The task ▸ Render as a numbered list the part of the data below that opens with the line containing "fit-description-wrap: Fabric has" and closes with the line containing "fit-details-page: Runs Small". Include both of those lines and skip any blank ones.

— START —

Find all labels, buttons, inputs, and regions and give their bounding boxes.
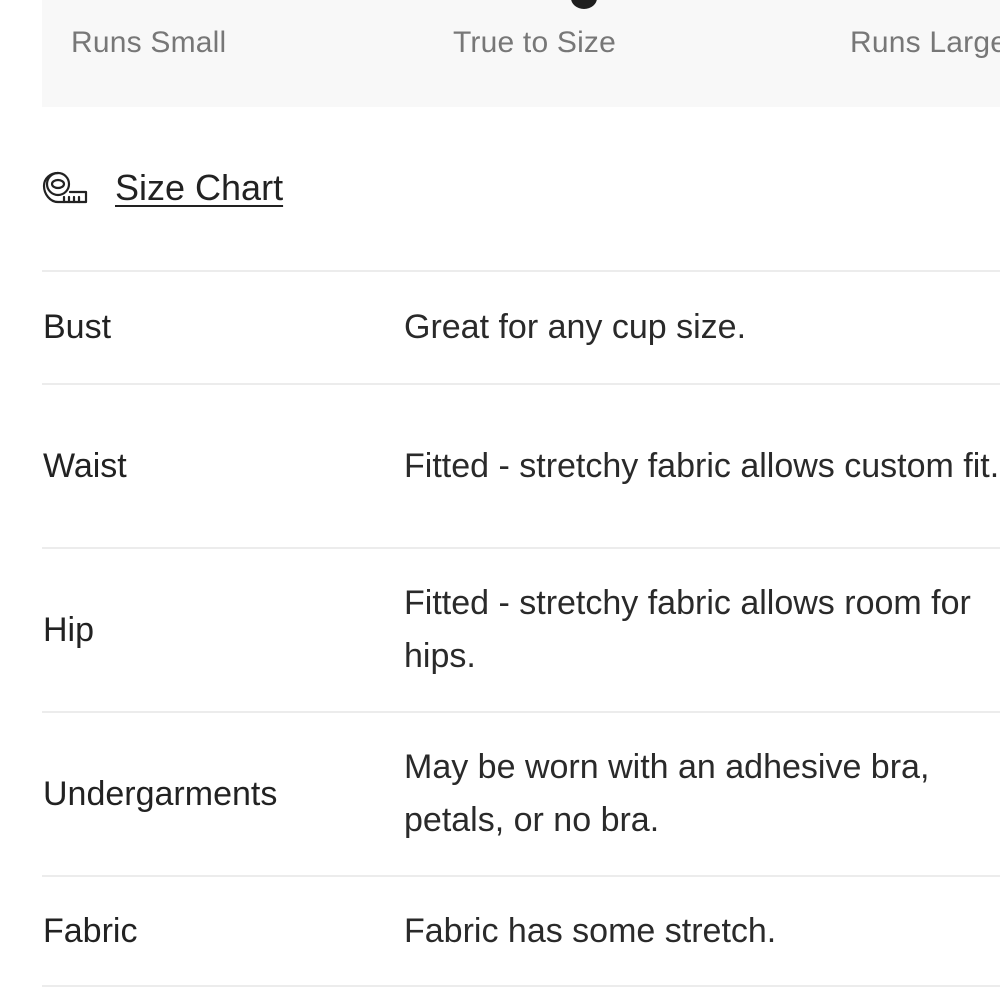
fit-description-wrap: Fabric has some stretch. bbox=[404, 877, 1000, 985]
fit-description: Fitted - stretchy fabric allows custom f… bbox=[404, 446, 1000, 485]
fit-row-hip: Hip Fitted - stretchy fabric allows room… bbox=[42, 547, 1000, 711]
size-chart-label: Size Chart bbox=[115, 167, 284, 208]
fit-description-wrap: May be worn with an adhesive bra, petals… bbox=[404, 713, 1000, 875]
fit-term: Hip bbox=[43, 610, 95, 649]
fit-scale-label-runs-small: Runs Small bbox=[71, 26, 227, 59]
fit-row-waist: Waist Fitted - stretchy fabric allows cu… bbox=[42, 383, 1000, 547]
fit-row-undergarments: Undergarments May be worn with an adhesi… bbox=[42, 711, 1000, 875]
fit-scale-marker[interactable] bbox=[571, 0, 597, 9]
fit-description: Fabric has some stretch. bbox=[404, 911, 777, 950]
fit-row-bust: Bust Great for any cup size. bbox=[42, 270, 1000, 383]
fit-row-fabric: Fabric Fabric has some stretch. bbox=[42, 875, 1000, 987]
fit-description: Great for any cup size. bbox=[404, 308, 747, 346]
fit-scale-label-runs-large: Runs Large bbox=[850, 26, 1000, 59]
fit-description-wrap: Fitted - stretchy fabric allows room for… bbox=[404, 549, 1000, 711]
fit-details-page: Runs Small True to Size Runs Large Size … bbox=[0, 0, 1000, 1000]
fit-term: Bust bbox=[43, 308, 112, 346]
fit-description-wrap: Great for any cup size. bbox=[404, 272, 1000, 383]
fit-description: May be worn with an adhesive bra, petals… bbox=[404, 748, 930, 839]
fit-details-table: Bust Great for any cup size. Waist Fitte… bbox=[42, 270, 1000, 987]
fit-scale-label-true-to-size: True to Size bbox=[453, 26, 617, 59]
fit-term: Waist bbox=[43, 446, 127, 485]
fit-scale: Runs Small True to Size Runs Large bbox=[42, 0, 1000, 107]
fit-description-wrap: Fitted - stretchy fabric allows custom f… bbox=[404, 385, 1000, 547]
measuring-tape-icon bbox=[42, 171, 88, 204]
fit-description: Fitted - stretchy fabric allows room for… bbox=[404, 584, 971, 675]
fit-term: Undergarments bbox=[43, 774, 278, 813]
fit-term: Fabric bbox=[43, 911, 138, 950]
size-chart-link[interactable]: Size Chart bbox=[42, 166, 283, 210]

— END —

Answer for the task ▸
1. fit-description-wrap: Fabric has some stretch. bbox=[404, 877, 1000, 985]
2. fit-description: Fitted - stretchy fabric allows custom f… bbox=[404, 446, 1000, 485]
3. fit-row-hip: Hip Fitted - stretchy fabric allows room… bbox=[42, 547, 1000, 711]
4. size-chart-label: Size Chart bbox=[115, 167, 284, 208]
5. fit-description-wrap: May be worn with an adhesive bra, petals… bbox=[404, 713, 1000, 875]
6. fit-term: Hip bbox=[43, 610, 95, 649]
7. fit-scale-label-runs-small: Runs Small bbox=[71, 26, 227, 59]
8. fit-row-waist: Waist Fitted - stretchy fabric allows cu… bbox=[42, 383, 1000, 547]
9. fit-row-undergarments: Undergarments May be worn with an adhesi… bbox=[42, 711, 1000, 875]
10. fit-scale-marker[interactable] bbox=[571, 0, 597, 9]
11. fit-description: Fabric has some stretch. bbox=[404, 911, 777, 950]
12. fit-row-bust: Bust Great for any cup size. bbox=[42, 270, 1000, 383]
13. fit-row-fabric: Fabric Fabric has some stretch. bbox=[42, 875, 1000, 987]
14. fit-description: Great for any cup size. bbox=[404, 308, 747, 346]
15. fit-scale-label-runs-large: Runs Large bbox=[850, 26, 1000, 59]
16. fit-description-wrap: Fitted - stretchy fabric allows room for… bbox=[404, 549, 1000, 711]
17. fit-details-page: Runs Small True to Size Runs Large Size … bbox=[0, 0, 1000, 1000]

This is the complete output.